━━━━━ Extracted information ━━━━━

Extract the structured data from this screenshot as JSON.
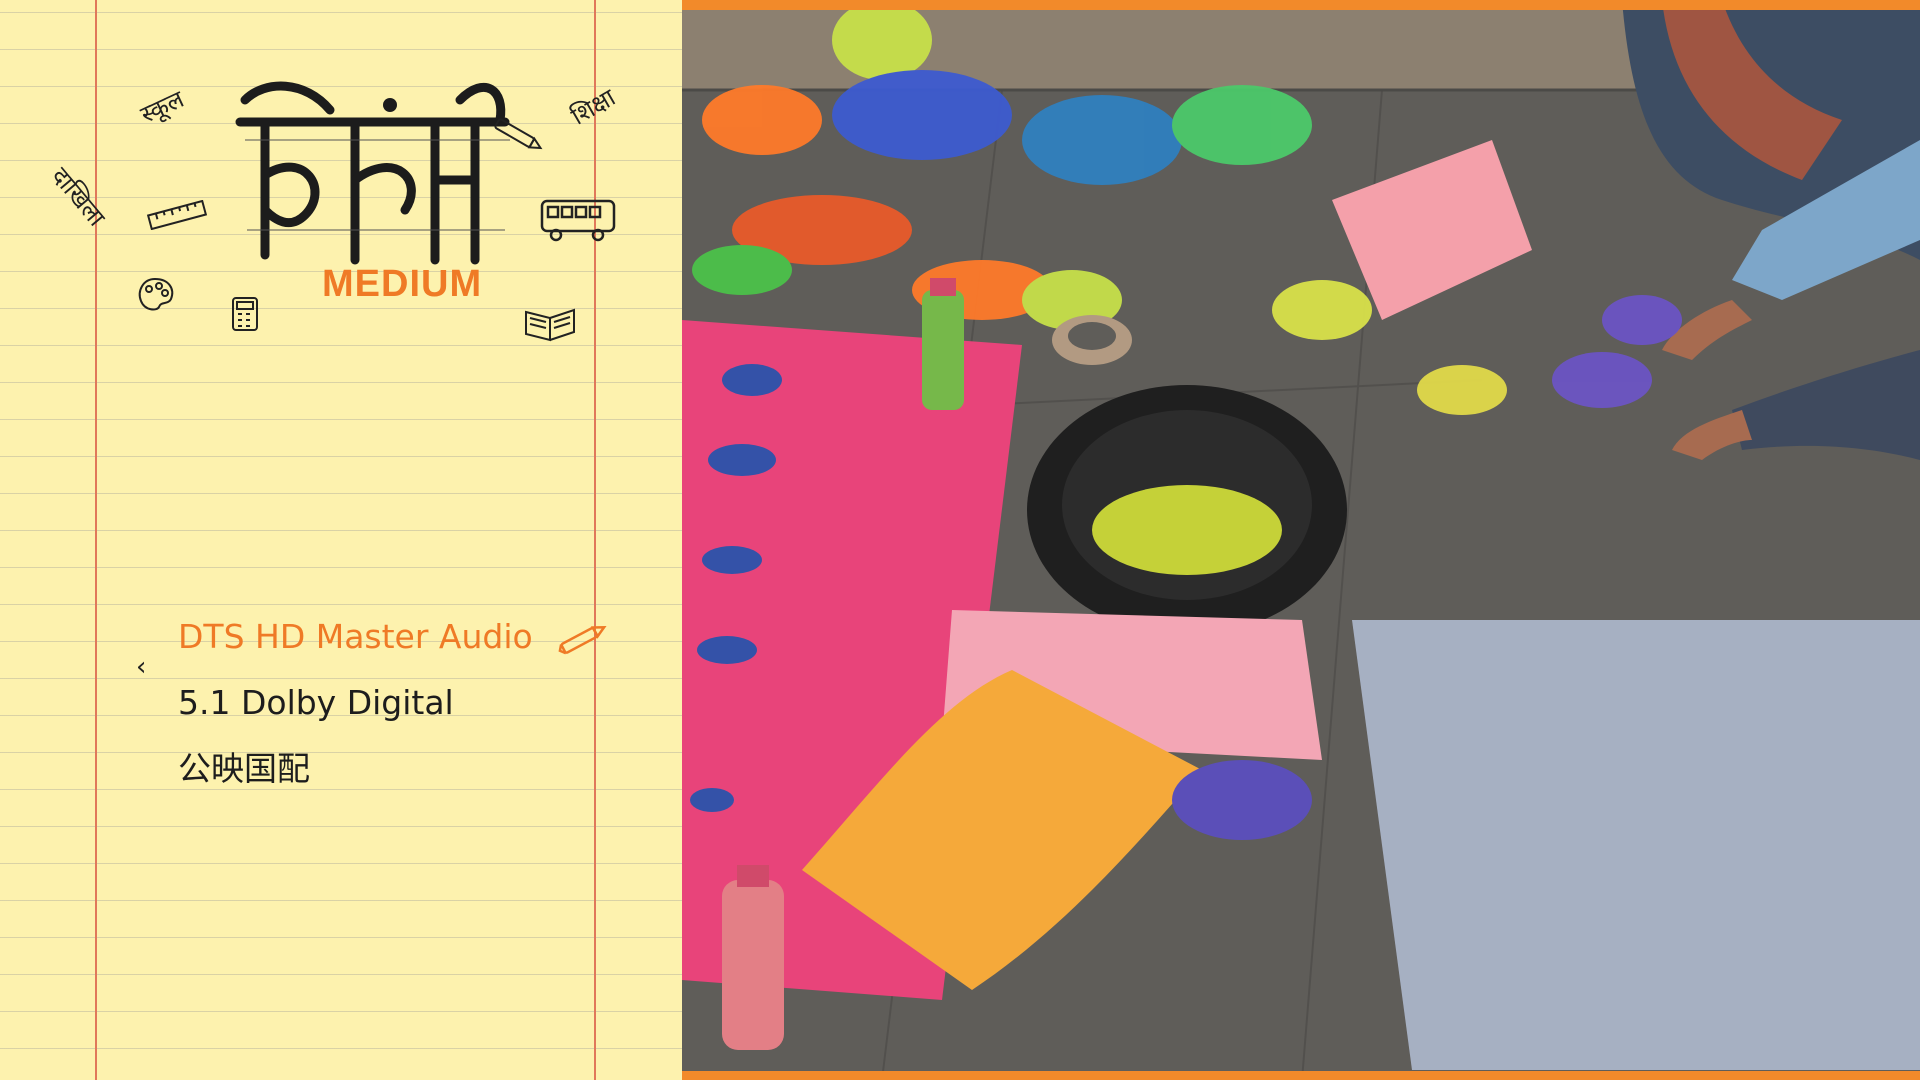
{
  "logo": {
    "title_devanagari": "हिंदी",
    "subtitle": "MEDIUM",
    "doodle_words": [
      "स्कूल",
      "शिक्षा",
      "दाखिला"
    ]
  },
  "audio_menu": {
    "items": [
      {
        "label": "DTS HD Master Audio",
        "selected": true
      },
      {
        "label": "5.1 Dolby Digital",
        "selected": false
      },
      {
        "label": "公映国配",
        "selected": false
      }
    ],
    "back_glyph": "‹"
  },
  "colors": {
    "accent_orange": "#ef7a26",
    "paper": "#fdf2ae",
    "margin_line": "#e0785a",
    "frame_bar": "#f28a2a"
  },
  "icons": [
    "ruler-icon",
    "pen-icon",
    "bus-icon",
    "palette-icon",
    "calculator-icon",
    "book-icon",
    "pencil-icon",
    "back-arrow-icon"
  ]
}
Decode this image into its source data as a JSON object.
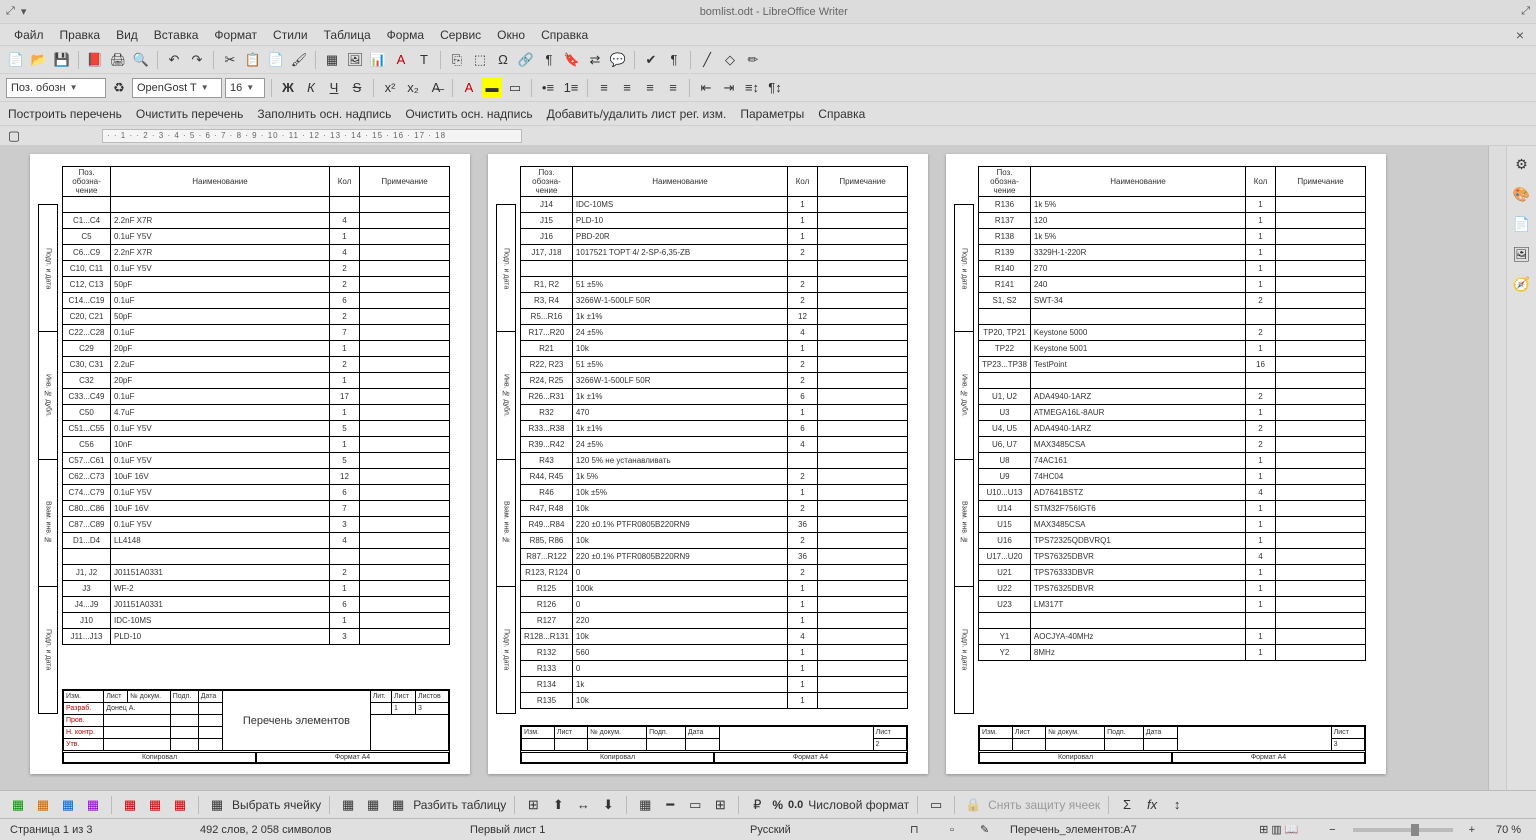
{
  "title": "bomlist.odt - LibreOffice Writer",
  "menu": [
    "Файл",
    "Правка",
    "Вид",
    "Вставка",
    "Формат",
    "Стили",
    "Таблица",
    "Форма",
    "Сервис",
    "Окно",
    "Справка"
  ],
  "styleCombo": "Поз. обозн",
  "fontCombo": "OpenGost T",
  "sizeCombo": "16",
  "row3": [
    "Построить перечень",
    "Очистить перечень",
    "Заполнить осн. надпись",
    "Очистить осн. надпись",
    "Добавить/удалить лист рег. изм.",
    "Параметры",
    "Справка"
  ],
  "rulerMarks": "· · 1 · · 2 · 3 · 4 · 5 · 6 · 7 · 8 · 9 · 10 · 11 · 12 · 13 · 14 · 15 · 16 · 17 · 18",
  "headers": {
    "pos": "Поз. обозна-чение",
    "name": "Наименование",
    "qty": "Кол",
    "note": "Примечание"
  },
  "sideLabels": [
    "Подп. и дата",
    "Инв. № дубл.",
    "Взам. инв. №",
    "Подп. и дата"
  ],
  "stampRow": [
    "Изм.",
    "Лист",
    "№ докум.",
    "Подп.",
    "Дата"
  ],
  "stamp1": {
    "razrab": "Разраб.",
    "razrabName": "Донец А.",
    "prov": "Пров.",
    "nkontr": "Н. контр.",
    "utv": "Утв.",
    "title": "Перечень элементов",
    "lit": "Лит.",
    "list": "Лист",
    "listov": "Листов",
    "listN": "1",
    "listovN": "3"
  },
  "stamp2": {
    "list": "Лист",
    "listN": "2"
  },
  "stamp3": {
    "list": "Лист",
    "listN": "3"
  },
  "foot": {
    "kopiroval": "Копировал",
    "format": "Формат  A4"
  },
  "bottomLabels": {
    "selectCell": "Выбрать ячейку",
    "splitTable": "Разбить таблицу",
    "numFormat": "Числовой формат",
    "unprotect": "Снять защиту ячеек",
    "zero": "0.0",
    "pct": "%"
  },
  "status": {
    "page": "Страница 1 из 3",
    "words": "492 слов, 2 058 символов",
    "sheet": "Первый лист 1",
    "lang": "Русский",
    "sel": "Перечень_элементов:A7",
    "zoom": "70 %"
  },
  "p1": [
    {
      "p": "",
      "n": "",
      "q": ""
    },
    {
      "p": "C1...C4",
      "n": "2.2nF X7R",
      "q": "4"
    },
    {
      "p": "C5",
      "n": "0.1uF Y5V",
      "q": "1"
    },
    {
      "p": "C6...C9",
      "n": "2.2nF X7R",
      "q": "4"
    },
    {
      "p": "C10, C11",
      "n": "0.1uF Y5V",
      "q": "2"
    },
    {
      "p": "C12, C13",
      "n": "50pF",
      "q": "2"
    },
    {
      "p": "C14...C19",
      "n": "0.1uF",
      "q": "6"
    },
    {
      "p": "C20, C21",
      "n": "50pF",
      "q": "2"
    },
    {
      "p": "C22...C28",
      "n": "0.1uF",
      "q": "7"
    },
    {
      "p": "C29",
      "n": "20pF",
      "q": "1"
    },
    {
      "p": "C30, C31",
      "n": "2.2uF",
      "q": "2"
    },
    {
      "p": "C32",
      "n": "20pF",
      "q": "1"
    },
    {
      "p": "C33...C49",
      "n": "0.1uF",
      "q": "17"
    },
    {
      "p": "C50",
      "n": "4.7uF",
      "q": "1"
    },
    {
      "p": "C51...C55",
      "n": "0.1uF Y5V",
      "q": "5"
    },
    {
      "p": "C56",
      "n": "10nF",
      "q": "1"
    },
    {
      "p": "C57...C61",
      "n": "0.1uF Y5V",
      "q": "5"
    },
    {
      "p": "C62...C73",
      "n": "10uF 16V",
      "q": "12"
    },
    {
      "p": "C74...C79",
      "n": "0.1uF Y5V",
      "q": "6"
    },
    {
      "p": "C80...C86",
      "n": "10uF 16V",
      "q": "7"
    },
    {
      "p": "C87...C89",
      "n": "0.1uF Y5V",
      "q": "3"
    },
    {
      "p": "D1...D4",
      "n": "LL4148",
      "q": "4"
    },
    {
      "p": "",
      "n": "",
      "q": ""
    },
    {
      "p": "J1, J2",
      "n": "J01151A0331",
      "q": "2"
    },
    {
      "p": "J3",
      "n": "WF-2",
      "q": "1"
    },
    {
      "p": "J4...J9",
      "n": "J01151A0331",
      "q": "6"
    },
    {
      "p": "J10",
      "n": "IDC-10MS",
      "q": "1"
    },
    {
      "p": "J11...J13",
      "n": "PLD-10",
      "q": "3"
    }
  ],
  "p2": [
    {
      "p": "J14",
      "n": "IDC-10MS",
      "q": "1"
    },
    {
      "p": "J15",
      "n": "PLD-10",
      "q": "1"
    },
    {
      "p": "J16",
      "n": "PBD-20R",
      "q": "1"
    },
    {
      "p": "J17, J18",
      "n": "1017521 TOPT 4/ 2-SP-6,35-ZB",
      "q": "2"
    },
    {
      "p": "",
      "n": "",
      "q": ""
    },
    {
      "p": "R1, R2",
      "n": "51 ±5%",
      "q": "2"
    },
    {
      "p": "R3, R4",
      "n": "3266W-1-500LF 50R",
      "q": "2"
    },
    {
      "p": "R5...R16",
      "n": "1k ±1%",
      "q": "12"
    },
    {
      "p": "R17...R20",
      "n": "24 ±5%",
      "q": "4"
    },
    {
      "p": "R21",
      "n": "10k",
      "q": "1"
    },
    {
      "p": "R22, R23",
      "n": "51 ±5%",
      "q": "2"
    },
    {
      "p": "R24, R25",
      "n": "3266W-1-500LF 50R",
      "q": "2"
    },
    {
      "p": "R26...R31",
      "n": "1k ±1%",
      "q": "6"
    },
    {
      "p": "R32",
      "n": "470",
      "q": "1"
    },
    {
      "p": "R33...R38",
      "n": "1k ±1%",
      "q": "6"
    },
    {
      "p": "R39...R42",
      "n": "24 ±5%",
      "q": "4"
    },
    {
      "p": "R43",
      "n": "120 5% не устанавливать",
      "q": ""
    },
    {
      "p": "R44, R45",
      "n": "1k 5%",
      "q": "2"
    },
    {
      "p": "R46",
      "n": "10k ±5%",
      "q": "1"
    },
    {
      "p": "R47, R48",
      "n": "10k",
      "q": "2"
    },
    {
      "p": "R49...R84",
      "n": "220 ±0.1% PTFR0805B220RN9",
      "q": "36"
    },
    {
      "p": "R85, R86",
      "n": "10k",
      "q": "2"
    },
    {
      "p": "R87...R122",
      "n": "220 ±0.1% PTFR0805B220RN9",
      "q": "36"
    },
    {
      "p": "R123, R124",
      "n": "0",
      "q": "2"
    },
    {
      "p": "R125",
      "n": "100k",
      "q": "1"
    },
    {
      "p": "R126",
      "n": "0",
      "q": "1"
    },
    {
      "p": "R127",
      "n": "220",
      "q": "1"
    },
    {
      "p": "R128...R131",
      "n": "10k",
      "q": "4"
    },
    {
      "p": "R132",
      "n": "560",
      "q": "1"
    },
    {
      "p": "R133",
      "n": "0",
      "q": "1"
    },
    {
      "p": "R134",
      "n": "1k",
      "q": "1"
    },
    {
      "p": "R135",
      "n": "10k",
      "q": "1"
    }
  ],
  "p3": [
    {
      "p": "R136",
      "n": "1k 5%",
      "q": "1"
    },
    {
      "p": "R137",
      "n": "120",
      "q": "1"
    },
    {
      "p": "R138",
      "n": "1k 5%",
      "q": "1"
    },
    {
      "p": "R139",
      "n": "3329H-1-220R",
      "q": "1"
    },
    {
      "p": "R140",
      "n": "270",
      "q": "1"
    },
    {
      "p": "R141",
      "n": "240",
      "q": "1"
    },
    {
      "p": "S1, S2",
      "n": "SWT-34",
      "q": "2"
    },
    {
      "p": "",
      "n": "",
      "q": ""
    },
    {
      "p": "TP20, TP21",
      "n": "Keystone 5000",
      "q": "2"
    },
    {
      "p": "TP22",
      "n": "Keystone 5001",
      "q": "1"
    },
    {
      "p": "TP23...TP38",
      "n": "TestPoint",
      "q": "16"
    },
    {
      "p": "",
      "n": "",
      "q": ""
    },
    {
      "p": "U1, U2",
      "n": "ADA4940-1ARZ",
      "q": "2"
    },
    {
      "p": "U3",
      "n": "ATMEGA16L-8AUR",
      "q": "1"
    },
    {
      "p": "U4, U5",
      "n": "ADA4940-1ARZ",
      "q": "2"
    },
    {
      "p": "U6, U7",
      "n": "MAX3485CSA",
      "q": "2"
    },
    {
      "p": "U8",
      "n": "74AC161",
      "q": "1"
    },
    {
      "p": "U9",
      "n": "74HC04",
      "q": "1"
    },
    {
      "p": "U10...U13",
      "n": "AD7641BSTZ",
      "q": "4"
    },
    {
      "p": "U14",
      "n": "STM32F756IGT6",
      "q": "1"
    },
    {
      "p": "U15",
      "n": "MAX3485CSA",
      "q": "1"
    },
    {
      "p": "U16",
      "n": "TPS72325QDBVRQ1",
      "q": "1"
    },
    {
      "p": "U17...U20",
      "n": "TPS76325DBVR",
      "q": "4"
    },
    {
      "p": "U21",
      "n": "TPS76333DBVR",
      "q": "1"
    },
    {
      "p": "U22",
      "n": "TPS76325DBVR",
      "q": "1"
    },
    {
      "p": "U23",
      "n": "LM317T",
      "q": "1"
    },
    {
      "p": "",
      "n": "",
      "q": ""
    },
    {
      "p": "Y1",
      "n": "AOCJYA-40MHz",
      "q": "1"
    },
    {
      "p": "Y2",
      "n": "8MHz",
      "q": "1"
    }
  ]
}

━━━━━

## Exercise description
Please list every line of the records that contains "JSON".

## Solved problem
Extract the structured data from this screenshot as JSON.
Decode this image into its source data as a JSON object.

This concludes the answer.